What the task requires.
Write the listing out again, all of it, word for word.

Data for processing.
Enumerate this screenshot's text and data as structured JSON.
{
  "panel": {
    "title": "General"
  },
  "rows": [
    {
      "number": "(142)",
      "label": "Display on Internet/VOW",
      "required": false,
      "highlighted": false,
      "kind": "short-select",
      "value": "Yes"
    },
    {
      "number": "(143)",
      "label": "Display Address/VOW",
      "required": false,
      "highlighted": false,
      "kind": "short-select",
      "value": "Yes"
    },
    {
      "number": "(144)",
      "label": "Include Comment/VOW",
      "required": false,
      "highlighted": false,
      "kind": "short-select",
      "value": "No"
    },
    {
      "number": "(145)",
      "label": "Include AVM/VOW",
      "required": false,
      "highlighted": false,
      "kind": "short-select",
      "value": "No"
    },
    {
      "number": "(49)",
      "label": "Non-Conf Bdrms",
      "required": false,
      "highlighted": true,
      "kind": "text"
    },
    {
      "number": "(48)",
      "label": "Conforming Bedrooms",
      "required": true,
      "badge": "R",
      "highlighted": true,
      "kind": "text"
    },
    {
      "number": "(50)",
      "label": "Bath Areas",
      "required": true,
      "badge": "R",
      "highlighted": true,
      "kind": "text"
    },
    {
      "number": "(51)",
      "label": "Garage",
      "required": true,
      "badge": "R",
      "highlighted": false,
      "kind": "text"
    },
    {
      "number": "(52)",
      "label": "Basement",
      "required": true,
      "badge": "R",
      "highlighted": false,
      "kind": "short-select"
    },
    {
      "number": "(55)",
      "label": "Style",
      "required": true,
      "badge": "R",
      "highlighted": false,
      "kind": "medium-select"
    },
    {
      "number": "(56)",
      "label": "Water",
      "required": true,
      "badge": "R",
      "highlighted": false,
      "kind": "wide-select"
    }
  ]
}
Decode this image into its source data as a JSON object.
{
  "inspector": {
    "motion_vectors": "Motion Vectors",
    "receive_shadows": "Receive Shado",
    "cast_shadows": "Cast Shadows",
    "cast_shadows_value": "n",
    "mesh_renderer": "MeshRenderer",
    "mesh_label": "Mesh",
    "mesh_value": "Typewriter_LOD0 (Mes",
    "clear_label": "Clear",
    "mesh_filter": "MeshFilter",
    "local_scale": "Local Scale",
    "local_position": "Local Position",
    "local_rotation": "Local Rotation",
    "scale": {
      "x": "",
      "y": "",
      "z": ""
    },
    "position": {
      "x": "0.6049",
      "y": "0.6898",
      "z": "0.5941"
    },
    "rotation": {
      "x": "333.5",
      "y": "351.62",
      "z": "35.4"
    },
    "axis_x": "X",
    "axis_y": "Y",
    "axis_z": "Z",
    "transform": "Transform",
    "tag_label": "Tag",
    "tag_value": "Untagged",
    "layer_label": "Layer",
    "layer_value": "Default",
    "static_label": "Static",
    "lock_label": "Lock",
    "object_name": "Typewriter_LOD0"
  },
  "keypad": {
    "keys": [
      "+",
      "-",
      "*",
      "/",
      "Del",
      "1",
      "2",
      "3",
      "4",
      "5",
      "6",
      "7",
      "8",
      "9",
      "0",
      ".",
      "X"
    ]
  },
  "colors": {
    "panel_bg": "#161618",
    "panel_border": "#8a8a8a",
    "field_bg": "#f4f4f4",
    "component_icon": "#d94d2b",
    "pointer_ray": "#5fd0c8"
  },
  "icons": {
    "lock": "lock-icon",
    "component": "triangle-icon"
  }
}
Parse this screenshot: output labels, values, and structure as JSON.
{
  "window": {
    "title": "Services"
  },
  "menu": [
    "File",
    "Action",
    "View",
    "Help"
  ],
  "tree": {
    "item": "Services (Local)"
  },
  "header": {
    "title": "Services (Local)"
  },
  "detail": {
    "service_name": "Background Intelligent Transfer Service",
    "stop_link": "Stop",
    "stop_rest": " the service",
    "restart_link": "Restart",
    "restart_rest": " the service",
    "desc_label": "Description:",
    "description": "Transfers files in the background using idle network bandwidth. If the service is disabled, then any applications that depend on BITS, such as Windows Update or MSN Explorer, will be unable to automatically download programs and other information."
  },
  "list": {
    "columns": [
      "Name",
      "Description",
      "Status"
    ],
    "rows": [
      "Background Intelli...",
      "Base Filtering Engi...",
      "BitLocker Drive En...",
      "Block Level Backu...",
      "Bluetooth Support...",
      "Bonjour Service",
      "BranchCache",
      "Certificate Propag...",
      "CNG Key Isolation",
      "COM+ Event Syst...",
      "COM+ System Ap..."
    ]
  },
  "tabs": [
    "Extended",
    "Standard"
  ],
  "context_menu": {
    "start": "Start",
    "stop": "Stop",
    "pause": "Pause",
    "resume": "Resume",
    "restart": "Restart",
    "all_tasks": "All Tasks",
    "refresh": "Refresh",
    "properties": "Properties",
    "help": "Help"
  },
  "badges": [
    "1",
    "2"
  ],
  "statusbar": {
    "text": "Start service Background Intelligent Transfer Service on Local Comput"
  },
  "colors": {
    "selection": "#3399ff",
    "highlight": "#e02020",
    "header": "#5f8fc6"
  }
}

Completed exercise.
Enumerate this screenshot's text and data as structured JSON.
{
  "panel": {
    "title": "General"
  },
  "rows": [
    {
      "number": "(142)",
      "label": "Display on Internet/VOW",
      "required": false,
      "highlighted": false,
      "kind": "short-select",
      "value": "Yes"
    },
    {
      "number": "(143)",
      "label": "Display Address/VOW",
      "required": false,
      "highlighted": false,
      "kind": "short-select",
      "value": "Yes"
    },
    {
      "number": "(144)",
      "label": "Include Comment/VOW",
      "required": false,
      "highlighted": false,
      "kind": "short-select",
      "value": "No"
    },
    {
      "number": "(145)",
      "label": "Include AVM/VOW",
      "required": false,
      "highlighted": false,
      "kind": "short-select",
      "value": "No"
    },
    {
      "number": "(49)",
      "label": "Non-Conf Bdrms",
      "required": false,
      "highlighted": true,
      "kind": "text"
    },
    {
      "number": "(48)",
      "label": "Conforming Bedrooms",
      "required": true,
      "badge": "R",
      "highlighted": true,
      "kind": "text"
    },
    {
      "number": "(50)",
      "label": "Bath Areas",
      "required": true,
      "badge": "R",
      "highlighted": true,
      "kind": "text"
    },
    {
      "number": "(51)",
      "label": "Garage",
      "required": true,
      "badge": "R",
      "highlighted": false,
      "kind": "text"
    },
    {
      "number": "(52)",
      "label": "Basement",
      "required": true,
      "badge": "R",
      "highlighted": false,
      "kind": "short-select"
    },
    {
      "number": "(55)",
      "label": "Style",
      "required": true,
      "badge": "R",
      "highlighted": false,
      "kind": "medium-select"
    },
    {
      "number": "(56)",
      "label": "Water",
      "required": true,
      "badge": "R",
      "highlighted": false,
      "kind": "wide-select"
    }
  ]
}
Decode this image into its source data as a JSON object.
{
  "inspector": {
    "motion_vectors": "Motion Vectors",
    "receive_shadows": "Receive Shado",
    "cast_shadows": "Cast Shadows",
    "cast_shadows_value": "n",
    "mesh_renderer": "MeshRenderer",
    "mesh_label": "Mesh",
    "mesh_value": "Typewriter_LOD0 (Mes",
    "clear_label": "Clear",
    "mesh_filter": "MeshFilter",
    "local_scale": "Local Scale",
    "local_position": "Local Position",
    "local_rotation": "Local Rotation",
    "scale": {
      "x": "",
      "y": "",
      "z": ""
    },
    "position": {
      "x": "0.6049",
      "y": "0.6898",
      "z": "0.5941"
    },
    "rotation": {
      "x": "333.5",
      "y": "351.62",
      "z": "35.4"
    },
    "axis_x": "X",
    "axis_y": "Y",
    "axis_z": "Z",
    "transform": "Transform",
    "tag_label": "Tag",
    "tag_value": "Untagged",
    "layer_label": "Layer",
    "layer_value": "Default",
    "static_label": "Static",
    "lock_label": "Lock",
    "object_name": "Typewriter_LOD0"
  },
  "keypad": {
    "keys": [
      "+",
      "-",
      "*",
      "/",
      "Del",
      "1",
      "2",
      "3",
      "4",
      "5",
      "6",
      "7",
      "8",
      "9",
      "0",
      ".",
      "X"
    ]
  },
  "colors": {
    "panel_bg": "#161618",
    "panel_border": "#8a8a8a",
    "field_bg": "#f4f4f4",
    "component_icon": "#d94d2b",
    "pointer_ray": "#5fd0c8"
  },
  "icons": {
    "lock": "lock-icon",
    "component": "triangle-icon"
  }
}
Parse this screenshot: output labels, values, and structure as JSON.
{
  "window": {
    "title": "Services"
  },
  "menu": [
    "File",
    "Action",
    "View",
    "Help"
  ],
  "tree": {
    "item": "Services (Local)"
  },
  "header": {
    "title": "Services (Local)"
  },
  "detail": {
    "service_name": "Background Intelligent Transfer Service",
    "stop_link": "Stop",
    "stop_rest": " the service",
    "restart_link": "Restart",
    "restart_rest": " the service",
    "desc_label": "Description:",
    "description": "Transfers files in the background using idle network bandwidth. If the service is disabled, then any applications that depend on BITS, such as Windows Update or MSN Explorer, will be unable to automatically download programs and other information."
  },
  "list": {
    "columns": [
      "Name",
      "Description",
      "Status"
    ],
    "rows": [
      "Background Intelli...",
      "Base Filtering Engi...",
      "BitLocker Drive En...",
      "Block Level Backu...",
      "Bluetooth Support...",
      "Bonjour Service",
      "BranchCache",
      "Certificate Propag...",
      "CNG Key Isolation",
      "COM+ Event Syst...",
      "COM+ System Ap..."
    ]
  },
  "tabs": [
    "Extended",
    "Standard"
  ],
  "context_menu": {
    "start": "Start",
    "stop": "Stop",
    "pause": "Pause",
    "resume": "Resume",
    "restart": "Restart",
    "all_tasks": "All Tasks",
    "refresh": "Refresh",
    "properties": "Properties",
    "help": "Help"
  },
  "badges": [
    "1",
    "2"
  ],
  "statusbar": {
    "text": "Start service Background Intelligent Transfer Service on Local Comput"
  },
  "colors": {
    "selection": "#3399ff",
    "highlight": "#e02020",
    "header": "#5f8fc6"
  }
}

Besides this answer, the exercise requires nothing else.